*Given request*
Extract every line of the records below word for word, leaving the pictures out of your answer.

*Records to use*
▬▬▬▬▬▬▬▬▬▬

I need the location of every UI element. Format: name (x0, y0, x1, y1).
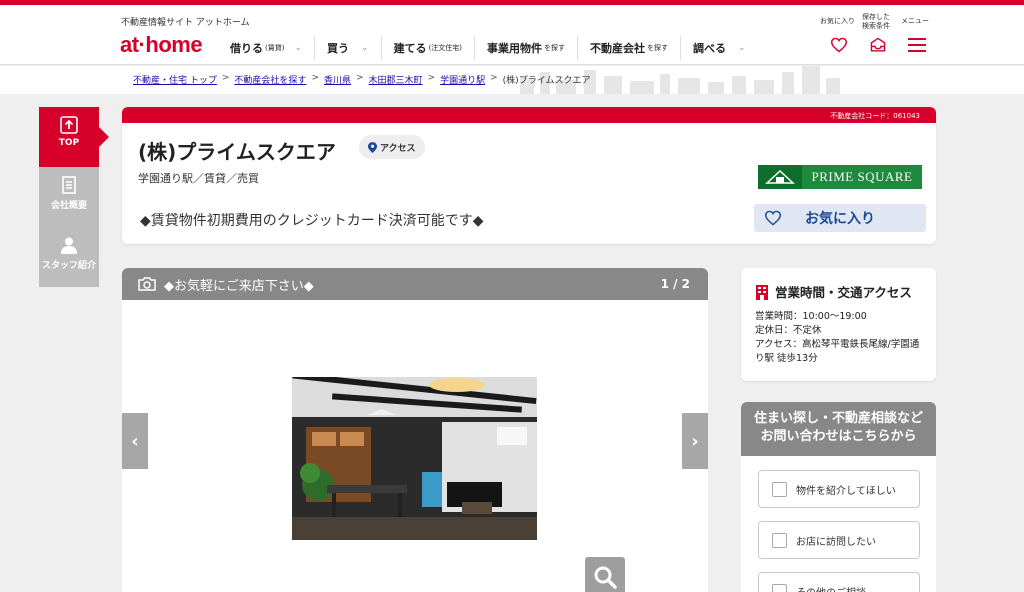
add-favorite-button[interactable]: お気に入り (754, 204, 926, 232)
photo-gallery: ◆お気軽にご来店下さい◆ 1 / 2 ‹ › (122, 268, 708, 592)
nav-research[interactable]: 調べる ⌄ (680, 36, 758, 60)
saved-search-label: 保存した 検索条件 (862, 13, 890, 30)
breadcrumb-link-station[interactable]: 学園通り駅 (440, 73, 485, 86)
gallery-prev-button[interactable]: ‹ (122, 413, 148, 469)
gallery-title: ◆お気軽にご来店下さい◆ (164, 278, 314, 294)
athome-logo[interactable]: at·home (120, 32, 203, 58)
access-info: アクセス：高松琴平電鉄長尾線/学園通り駅 徒歩13分 (755, 339, 920, 364)
breadcrumb-link-agency-search[interactable]: 不動産会社を探す (234, 73, 306, 86)
person-icon (61, 237, 77, 254)
contact-header: 住まい探し・不動産相談など お問い合わせはこちらから (741, 402, 936, 456)
chevron-right-icon: › (691, 430, 699, 452)
heart-icon (764, 210, 782, 226)
holiday: 定休日：不定休 (755, 325, 822, 336)
gallery-header: ◆お気軽にご来店下さい◆ 1 / 2 (122, 268, 708, 300)
contact-option-other[interactable]: その他のご相談 (758, 572, 920, 592)
chevron-down-icon: ⌄ (738, 43, 746, 53)
access-chip[interactable]: アクセス (359, 135, 425, 159)
company-code: 不動産会社コード：061043 (122, 107, 936, 123)
menu-label: メニュー (901, 17, 929, 25)
heart-icon[interactable] (830, 37, 848, 53)
breadcrumb-link-prefecture[interactable]: 香川県 (324, 73, 351, 86)
contact-option-introduce-property[interactable]: 物件を紹介してほしい (758, 470, 920, 508)
site-tagline: 不動産情報サイト アットホーム (121, 18, 250, 28)
magnifier-icon (594, 566, 617, 589)
gallery-next-button[interactable]: › (682, 413, 708, 469)
checkbox[interactable] (772, 532, 787, 548)
main-nav: 借りる (賃貸) ⌄ 買う ⌄ 建てる (注文住宅) 事業用物件 を探す 不動産会社を… (218, 33, 758, 63)
checkbox[interactable] (772, 481, 787, 497)
sidetab-top[interactable]: TOP (39, 107, 109, 167)
building-icon (756, 284, 768, 300)
breadcrumb-link-home[interactable]: 不動産・住宅 トップ (133, 73, 217, 86)
contact-option-visit-store[interactable]: お店に訪問したい (758, 521, 920, 559)
hours-body: 営業時間：10:00〜19:00 定休日：不定休 アクセス：高松琴平電鉄長尾線/… (755, 310, 927, 366)
company-name: (株)プライムスクエア (138, 140, 336, 164)
sidetab-staff[interactable]: スタッフ紹介 (39, 227, 99, 287)
saved-search-icon[interactable] (869, 37, 887, 53)
chevron-down-icon: ⌄ (294, 43, 303, 53)
favorites-label: お気に入り (820, 17, 855, 25)
company-subline: 学園通り駅／賃貸／売買 (138, 172, 259, 185)
arrow-up-icon (60, 116, 78, 134)
nav-buy[interactable]: 買う ⌄ (314, 36, 381, 60)
sidetab-company-info[interactable]: 会社概要 (39, 167, 99, 227)
checkbox[interactable] (772, 583, 787, 592)
prime-square-mark (758, 165, 802, 189)
nav-rent[interactable]: 借りる (賃貸) ⌄ (218, 36, 314, 60)
location-pin-icon (368, 141, 377, 153)
company-card: 不動産会社コード：061043 (株)プライムスクエア アクセス 学園通り駅／賃… (122, 107, 936, 244)
nav-business-property[interactable]: 事業用物件 を探す (474, 36, 577, 60)
zoom-button[interactable] (585, 557, 625, 592)
contact-panel: 住まい探し・不動産相談など お問い合わせはこちらから 物件を紹介してほしい お店… (741, 402, 936, 592)
nav-find-agency[interactable]: 不動産会社 を探す (577, 36, 680, 60)
site-header: 不動産情報サイト アットホーム at·home 借りる (賃貸) ⌄ 買う ⌄ 建… (0, 5, 1024, 65)
breadcrumb: 不動産・住宅 トップ > 不動産会社を探す > 香川県 > 木田郡三木町 > 学園通り駅… (133, 73, 591, 86)
menu-icon[interactable] (908, 38, 926, 52)
hours-access-panel: 営業時間・交通アクセス 営業時間：10:00〜19:00 定休日：不定休 アクセ… (741, 268, 936, 381)
chevron-left-icon: ‹ (131, 430, 139, 452)
chevron-down-icon: ⌄ (361, 43, 369, 53)
building-mark-icon (765, 169, 795, 184)
hours-title: 営業時間・交通アクセス (755, 282, 912, 301)
breadcrumb-link-town[interactable]: 木田郡三木町 (369, 73, 423, 86)
breadcrumb-current: (株)プライムスクエア (502, 76, 591, 86)
store-interior-photo[interactable] (292, 377, 537, 540)
company-catchcopy: ◆賃貸物件初期費用のクレジットカード決済可能です◆ (140, 213, 484, 229)
nav-build[interactable]: 建てる (注文住宅) (380, 36, 474, 60)
camera-icon (138, 277, 156, 291)
prime-square-logo: PRIME SQUARE (758, 165, 922, 189)
gallery-count: 1 / 2 (660, 277, 690, 291)
document-icon (62, 176, 76, 194)
business-hours: 営業時間：10:00〜19:00 (755, 311, 867, 322)
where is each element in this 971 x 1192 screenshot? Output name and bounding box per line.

▬▬▬▬▬▬▬▬▬▬

*Finished answer*
I need the location of every UI element. Format: name (x0, y0, x1, y1).
add-favorite-button[interactable]: お気に入り (754, 204, 926, 232)
photo-gallery: ◆お気軽にご来店下さい◆ 1 / 2 ‹ › (122, 268, 708, 592)
nav-research[interactable]: 調べる ⌄ (680, 36, 758, 60)
saved-search-label: 保存した 検索条件 (862, 13, 890, 30)
breadcrumb-link-station[interactable]: 学園通り駅 (440, 73, 485, 86)
gallery-prev-button[interactable]: ‹ (122, 413, 148, 469)
gallery-title: ◆お気軽にご来店下さい◆ (164, 278, 314, 294)
athome-logo[interactable]: at·home (120, 32, 203, 58)
access-info: アクセス：高松琴平電鉄長尾線/学園通り駅 徒歩13分 (755, 339, 920, 364)
breadcrumb-link-agency-search[interactable]: 不動産会社を探す (234, 73, 306, 86)
person-icon (61, 237, 77, 254)
contact-header: 住まい探し・不動産相談など お問い合わせはこちらから (741, 402, 936, 456)
chevron-right-icon: › (691, 430, 699, 452)
heart-icon (764, 210, 782, 226)
holiday: 定休日：不定休 (755, 325, 822, 336)
gallery-header: ◆お気軽にご来店下さい◆ 1 / 2 (122, 268, 708, 300)
contact-option-other[interactable]: その他のご相談 (758, 572, 920, 592)
chevron-down-icon: ⌄ (738, 43, 746, 53)
access-chip[interactable]: アクセス (359, 135, 425, 159)
company-code: 不動産会社コード：061043 (122, 107, 936, 123)
menu-label: メニュー (901, 17, 929, 25)
heart-icon[interactable] (830, 37, 848, 53)
breadcrumb-link-prefecture[interactable]: 香川県 (324, 73, 351, 86)
contact-option-introduce-property[interactable]: 物件を紹介してほしい (758, 470, 920, 508)
site-tagline: 不動産情報サイト アットホーム (121, 18, 250, 28)
magnifier-icon (594, 566, 617, 589)
gallery-next-button[interactable]: › (682, 413, 708, 469)
checkbox[interactable] (772, 532, 787, 548)
main-nav: 借りる (賃貸) ⌄ 買う ⌄ 建てる (注文住宅) 事業用物件 を探す 不動産会社を… (218, 33, 758, 63)
checkbox[interactable] (772, 481, 787, 497)
sidetab-top[interactable]: TOP (39, 107, 109, 167)
building-icon (756, 284, 768, 300)
breadcrumb-link-home[interactable]: 不動産・住宅 トップ (133, 73, 217, 86)
contact-option-visit-store[interactable]: お店に訪問したい (758, 521, 920, 559)
hours-body: 営業時間：10:00〜19:00 定休日：不定休 アクセス：高松琴平電鉄長尾線/… (755, 310, 927, 366)
company-name: (株)プライムスクエア (138, 140, 336, 164)
sidetab-staff[interactable]: スタッフ紹介 (39, 227, 99, 287)
saved-search-icon[interactable] (869, 37, 887, 53)
chevron-down-icon: ⌄ (294, 43, 303, 53)
favorites-label: お気に入り (820, 17, 855, 25)
company-subline: 学園通り駅／賃貸／売買 (138, 172, 259, 185)
arrow-up-icon (60, 116, 78, 134)
nav-buy[interactable]: 買う ⌄ (314, 36, 381, 60)
sidetab-company-info[interactable]: 会社概要 (39, 167, 99, 227)
checkbox[interactable] (772, 583, 787, 592)
prime-square-mark (758, 165, 802, 189)
nav-rent[interactable]: 借りる (賃貸) ⌄ (218, 36, 314, 60)
location-pin-icon (368, 141, 377, 153)
company-card: 不動産会社コード：061043 (株)プライムスクエア アクセス 学園通り駅／賃… (122, 107, 936, 244)
nav-business-property[interactable]: 事業用物件 を探す (474, 36, 577, 60)
zoom-button[interactable] (585, 557, 625, 592)
contact-panel: 住まい探し・不動産相談など お問い合わせはこちらから 物件を紹介してほしい お店… (741, 402, 936, 592)
nav-find-agency[interactable]: 不動産会社 を探す (577, 36, 680, 60)
site-header: 不動産情報サイト アットホーム at·home 借りる (賃貸) ⌄ 買う ⌄ 建… (0, 5, 1024, 65)
breadcrumb: 不動産・住宅 トップ > 不動産会社を探す > 香川県 > 木田郡三木町 > 学園通り駅… (133, 73, 591, 86)
menu-icon[interactable] (908, 38, 926, 52)
hours-access-panel: 営業時間・交通アクセス 営業時間：10:00〜19:00 定休日：不定休 アクセ… (741, 268, 936, 381)
chevron-left-icon: ‹ (131, 430, 139, 452)
chevron-down-icon: ⌄ (361, 43, 369, 53)
building-mark-icon (765, 169, 795, 184)
hours-title: 営業時間・交通アクセス (755, 282, 912, 301)
breadcrumb-link-town[interactable]: 木田郡三木町 (369, 73, 423, 86)
breadcrumb-current: (株)プライムスクエア (502, 76, 591, 86)
store-interior-photo[interactable] (292, 377, 537, 540)
company-catchcopy: ◆賃貸物件初期費用のクレジットカード決済可能です◆ (140, 213, 484, 229)
nav-build[interactable]: 建てる (注文住宅) (380, 36, 474, 60)
camera-icon (138, 277, 156, 291)
prime-square-logo: PRIME SQUARE (758, 165, 922, 189)
gallery-count: 1 / 2 (660, 277, 690, 291)
document-icon (62, 176, 76, 194)
business-hours: 営業時間：10:00〜19:00 (755, 311, 867, 322)
where is each element in this 971 x 1192 screenshot? Output name and bounding box per line.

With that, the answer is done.